▶ Stored items:
═══

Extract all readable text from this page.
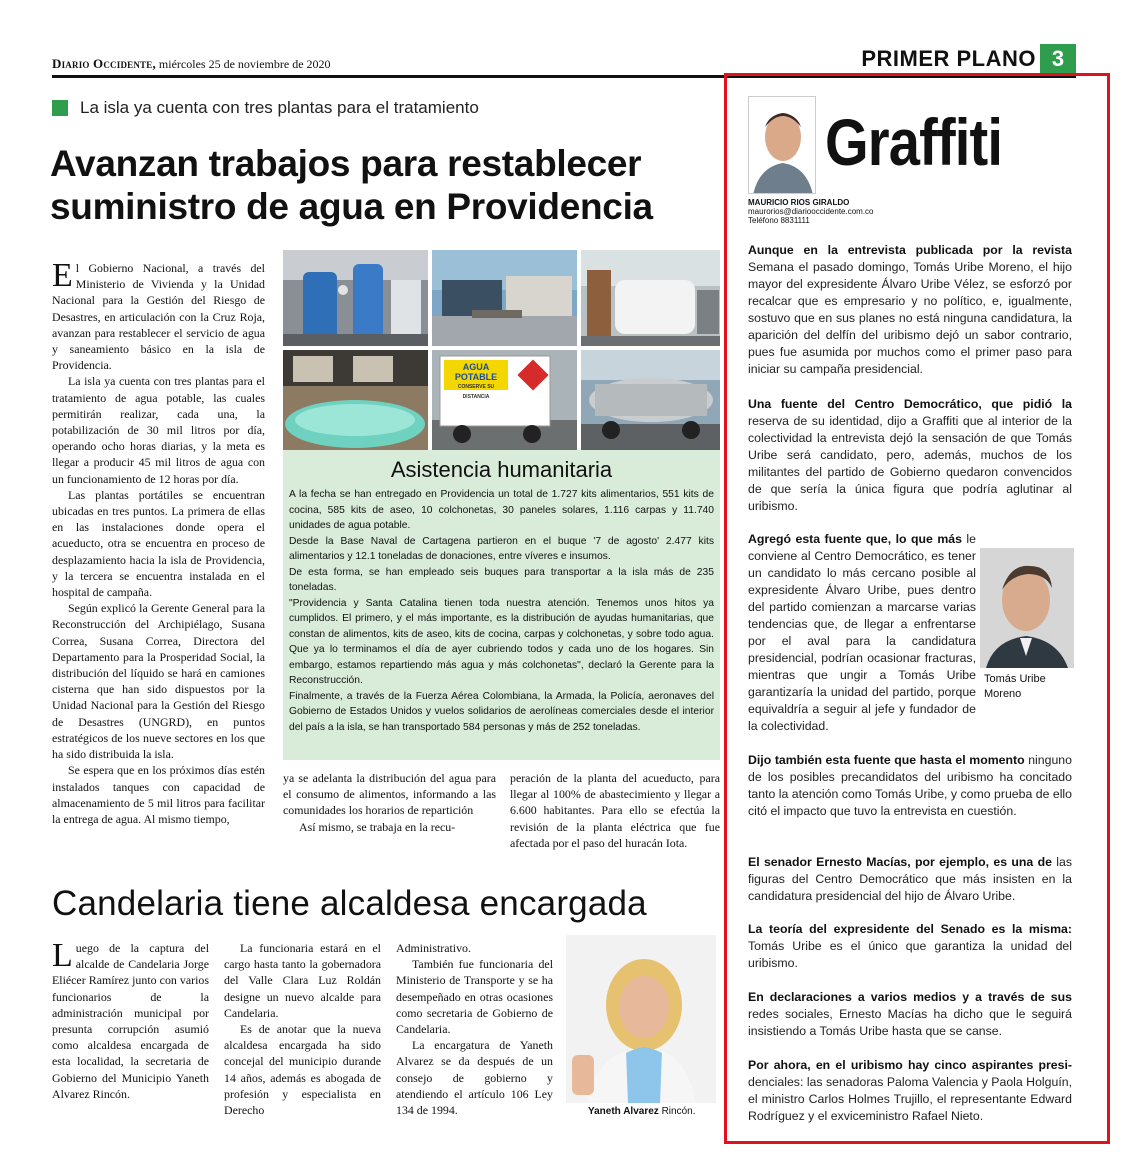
Diario Occidente, miércoles 25 de noviembre de 2020	PRIMER PLANO 3
La isla ya cuenta con tres plantas para el tratamiento
Avanzan trabajos para restablecer
suministro de agua en Providencia

El Gobierno Nacional, a través del Ministerio de Vivienda y la Unidad Nacional para la Gestión del Riesgo de Desastres, en articulación con la Cruz Roja, avanzan para restablecer el servicio de agua y saneamiento básico en la isla de Providencia.

La isla ya cuenta con tres plantas para el tratamiento de agua potable, las cuales permitirán realizar, cada una, la potabilización de 30 mil litros por día, operando ocho horas diarias, y la meta es llegar a producir 45 mil litros de agua con un funcionamiento de 12 horas por día.

Las plantas portátiles se encuentran ubicadas en tres puntos. La primera de ellas en las instalaciones donde opera el acueducto, otra se encuentra en proceso de desplazamiento hacia la isla de Providencia, y la tercera se encuentra instalada en el hospital de campaña.

Según explicó la Gerente General para la Reconstrucción del Archipiélago, Susana Correa, Susana Correa, Directora del Departamento para la Prosperidad Social, la distribución del líquido se hará en camiones cisterna que han sido dispuestos por la Unidad Nacional para la Gestión del Riesgo de Desastres (UNGRD), en puntos estratégicos de los nueve sectores en los que ha sido distribuida la isla.

Se espera que en los próximos días estén instalados tanques con capacidad de almacenamiento de 5 mil litros para facilitar la entrega de agua. Al mismo tiempo,

AGUA POTABLE
CONSERVE SU DISTANCIA
Asistencia humanitaria

A la fecha se han entregado en Providencia un total de 1.727 kits alimentarios, 551 kits de cocina, 585 kits de aseo, 10 colchonetas, 30 paneles solares, 1.116 carpas y 11.740 unidades de agua potable.

Desde la Base Naval de Cartagena partieron en el buque '7 de agosto' 2.477 kits alimentarios y 12.1 toneladas de donaciones, entre víveres e insumos.

De esta forma, se han empleado seis buques para transportar a la isla más de 235 toneladas.

"Providencia y Santa Catalina tienen toda nuestra atención. Tenemos unos hitos ya cumplidos. El primero, y el más importante, es la distribución de ayudas humanitarias, que constan de alimentos, kits de aseo, kits de cocina, carpas y colchonetas, y sobre todo agua. Que ya lo terminamos el día de ayer cubriendo todos y cada uno de los hogares. Sin embargo, estamos repartiendo más agua y más colchonetas", declaró la Gerente para la Reconstrucción.

Finalmente, a través de la Fuerza Aérea Colombiana, la Armada, la Policía, aeronaves del Gobierno de Estados Unidos y vuelos solidarios de aerolíneas comerciales desde el interior del país a la isla, se han transportado 584 personas y más de 252 toneladas.

ya se adelanta la distribución del agua para el consumo de alimentos, informando a las comunidades los horarios de repartición

Así mismo, se trabaja en la recu-

peración de la planta del acueducto, para llegar al 100% de abastecimiento y llegar a 6.600 habitantes. Para ello se efectúa la revisión de la planta eléctrica que fue afectada por el paso del huracán Iota.

Candelaria tiene alcaldesa encargada

Luego de la captura del alcalde de Candelaria Jorge Eliécer Ramírez junto con varios funcionarios de la administración municipal por presunta corrupción asumió como alcaldesa encargada de esta localidad, la secretaria de Gobierno del Municipio Yaneth Alvarez Rincón.

La funcionaria estará en el cargo hasta tanto la gobernadora del Valle Clara Luz Roldán designe un nuevo alcalde para Candelaria.

Es de anotar que la nueva alcaldesa encargada ha sido concejal del municipio durande 14 años, además es abogada de profesión y especialista en Derecho

Administrativo.

También fue funcionaria del Ministerio de Transporte y se ha desempeñado en otras ocasiones como secretaria de Gobierno de Candelaria.

La encargatura de Yaneth Alvarez se da después de un consejo de gobierno y atendiendo el artículo 106 Ley 134 de 1994.	Yaneth Alvarez Rincón.
Graffiti
MAURICIO RIOS GIRALDO
maurorios@diariooccidente.com.co
Teléfono 8831111
Aunque en la entrevista publicada por la revista Semana el pasado domingo, Tomás Uribe Moreno, el hijo mayor del expresidente Álvaro Uribe Vélez, se esforzó por recalcar que es empresario y no político, e, igualmente, sostuvo que en sus planes no está ninguna candidatura, la aparición del delfín del uribismo dejó un sabor contrario, pues fue asumida por muchos como el primer paso para iniciar su campaña presidencial.
Una fuente del Centro Democrático, que pidió la reserva de su identidad, dijo a Graffiti que al interior de la colectividad la entrevista dejó la sensación de que Tomás Uribe será candidato, pero, además, muchos de los militantes del partido de Gobierno quedaron convencidos de que sería la única figura que podría aglutinar al uribismo.
Agregó esta fuente que, lo que más le conviene al Centro Democrático, es tener un candidato lo más cercano posible al expresidente Álvaro Uribe, pues dentro del partido comienzan a marcarse varias tendencias que, de llegar a enfrentarse por el aval para la candidatura presidencial, podrían ocasionar fracturas, mientras que ungir a Tomás Uribe garantizaría la unidad del partido, porque equivaldría a seguir al jefe y fundador de la colectividad.
Tomás Uribe
Moreno
Dijo también esta fuente que hasta el momento ninguno de los posibles precandidatos del uribismo ha concitado tanto la atención como Tomás Uribe, y como prueba de ello citó el impacto que tuvo la entrevista en cuestión.
El senador Ernesto Macías, por ejemplo, es una de las figuras del Centro Democrático que más insisten en la candidatura presidencial del hijo de Álvaro Uribe.
La teoría del expresidente del Senado es la misma: Tomás Uribe es el único que garantiza la unidad del uribismo.
En declaraciones a varios medios y a través de sus redes sociales, Ernesto Macías ha dicho que le seguirá insistiendo a Tomás Uribe hasta que se canse.
Por ahora, en el uribismo hay cinco aspirantes presi- denciales: las senadoras Paloma Valencia y Paola Holguín, el ministro Carlos Holmes Trujillo, el representante Edward Rodríguez y el exviceministro Rafael Nieto.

═══

▶ Exercise brief:
Go through the preceding material and copy each line that has the word "tanto".

▶ Task output:
La funcionaria estará en el cargo hasta tanto la gobernadora del Valle Clara Luz Roldán designe un nuevo alcalde para Candelaria.
Dijo también esta fuente que hasta el momento ninguno de los posibles precandidatos del uribismo ha concitado tanto la atención como Tomás Uribe, y como prueba de ello citó el impacto que tuvo la entrevista en cuestión.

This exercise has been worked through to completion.